* Your task: Every entry below must appear again, exactly as written.

* Input data:
((
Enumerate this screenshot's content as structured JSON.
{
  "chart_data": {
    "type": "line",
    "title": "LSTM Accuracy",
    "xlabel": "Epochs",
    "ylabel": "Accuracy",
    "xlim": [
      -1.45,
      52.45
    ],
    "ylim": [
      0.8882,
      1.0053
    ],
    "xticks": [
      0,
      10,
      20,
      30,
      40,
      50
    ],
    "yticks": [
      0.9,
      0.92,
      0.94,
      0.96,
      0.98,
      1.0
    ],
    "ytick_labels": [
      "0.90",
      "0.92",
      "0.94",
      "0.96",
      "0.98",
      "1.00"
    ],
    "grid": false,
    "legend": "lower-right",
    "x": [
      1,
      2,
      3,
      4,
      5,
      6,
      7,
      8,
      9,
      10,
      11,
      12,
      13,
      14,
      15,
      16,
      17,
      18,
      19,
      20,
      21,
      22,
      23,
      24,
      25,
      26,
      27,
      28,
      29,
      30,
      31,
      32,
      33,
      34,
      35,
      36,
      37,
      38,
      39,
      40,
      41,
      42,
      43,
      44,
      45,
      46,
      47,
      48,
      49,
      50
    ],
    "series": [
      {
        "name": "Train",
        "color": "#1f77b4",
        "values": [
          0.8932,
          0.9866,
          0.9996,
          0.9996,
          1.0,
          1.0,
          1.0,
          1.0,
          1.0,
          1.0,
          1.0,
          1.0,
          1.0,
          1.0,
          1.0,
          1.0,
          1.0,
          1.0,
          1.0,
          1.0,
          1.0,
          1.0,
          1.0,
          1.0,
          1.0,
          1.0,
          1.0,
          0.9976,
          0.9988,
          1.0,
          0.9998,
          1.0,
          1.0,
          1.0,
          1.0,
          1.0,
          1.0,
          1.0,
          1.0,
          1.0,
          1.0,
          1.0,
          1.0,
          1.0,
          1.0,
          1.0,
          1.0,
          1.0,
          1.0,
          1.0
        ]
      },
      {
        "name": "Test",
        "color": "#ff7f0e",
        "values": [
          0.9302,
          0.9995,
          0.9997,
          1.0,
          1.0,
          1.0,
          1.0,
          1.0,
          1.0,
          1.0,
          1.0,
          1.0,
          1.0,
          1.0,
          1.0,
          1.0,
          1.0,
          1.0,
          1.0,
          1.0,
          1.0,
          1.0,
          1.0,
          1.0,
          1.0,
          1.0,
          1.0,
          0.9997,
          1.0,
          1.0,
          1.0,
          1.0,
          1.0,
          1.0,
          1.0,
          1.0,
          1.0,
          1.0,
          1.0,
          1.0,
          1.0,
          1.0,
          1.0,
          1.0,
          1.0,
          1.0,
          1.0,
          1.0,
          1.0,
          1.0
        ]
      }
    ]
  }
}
))
* The answer:
Enumerate this screenshot's content as structured JSON.
{
  "chart_data": {
    "type": "line",
    "title": "LSTM Accuracy",
    "xlabel": "Epochs",
    "ylabel": "Accuracy",
    "xlim": [
      -1.45,
      52.45
    ],
    "ylim": [
      0.8882,
      1.0053
    ],
    "xticks": [
      0,
      10,
      20,
      30,
      40,
      50
    ],
    "yticks": [
      0.9,
      0.92,
      0.94,
      0.96,
      0.98,
      1.0
    ],
    "ytick_labels": [
      "0.90",
      "0.92",
      "0.94",
      "0.96",
      "0.98",
      "1.00"
    ],
    "grid": false,
    "legend": "lower-right",
    "x": [
      1,
      2,
      3,
      4,
      5,
      6,
      7,
      8,
      9,
      10,
      11,
      12,
      13,
      14,
      15,
      16,
      17,
      18,
      19,
      20,
      21,
      22,
      23,
      24,
      25,
      26,
      27,
      28,
      29,
      30,
      31,
      32,
      33,
      34,
      35,
      36,
      37,
      38,
      39,
      40,
      41,
      42,
      43,
      44,
      45,
      46,
      47,
      48,
      49,
      50
    ],
    "series": [
      {
        "name": "Train",
        "color": "#1f77b4",
        "values": [
          0.8932,
          0.9866,
          0.9996,
          0.9996,
          1.0,
          1.0,
          1.0,
          1.0,
          1.0,
          1.0,
          1.0,
          1.0,
          1.0,
          1.0,
          1.0,
          1.0,
          1.0,
          1.0,
          1.0,
          1.0,
          1.0,
          1.0,
          1.0,
          1.0,
          1.0,
          1.0,
          1.0,
          0.9976,
          0.9988,
          1.0,
          0.9998,
          1.0,
          1.0,
          1.0,
          1.0,
          1.0,
          1.0,
          1.0,
          1.0,
          1.0,
          1.0,
          1.0,
          1.0,
          1.0,
          1.0,
          1.0,
          1.0,
          1.0,
          1.0,
          1.0
        ]
      },
      {
        "name": "Test",
        "color": "#ff7f0e",
        "values": [
          0.9302,
          0.9995,
          0.9997,
          1.0,
          1.0,
          1.0,
          1.0,
          1.0,
          1.0,
          1.0,
          1.0,
          1.0,
          1.0,
          1.0,
          1.0,
          1.0,
          1.0,
          1.0,
          1.0,
          1.0,
          1.0,
          1.0,
          1.0,
          1.0,
          1.0,
          1.0,
          1.0,
          0.9997,
          1.0,
          1.0,
          1.0,
          1.0,
          1.0,
          1.0,
          1.0,
          1.0,
          1.0,
          1.0,
          1.0,
          1.0,
          1.0,
          1.0,
          1.0,
          1.0,
          1.0,
          1.0,
          1.0,
          1.0,
          1.0,
          1.0
        ]
      }
    ]
  }
}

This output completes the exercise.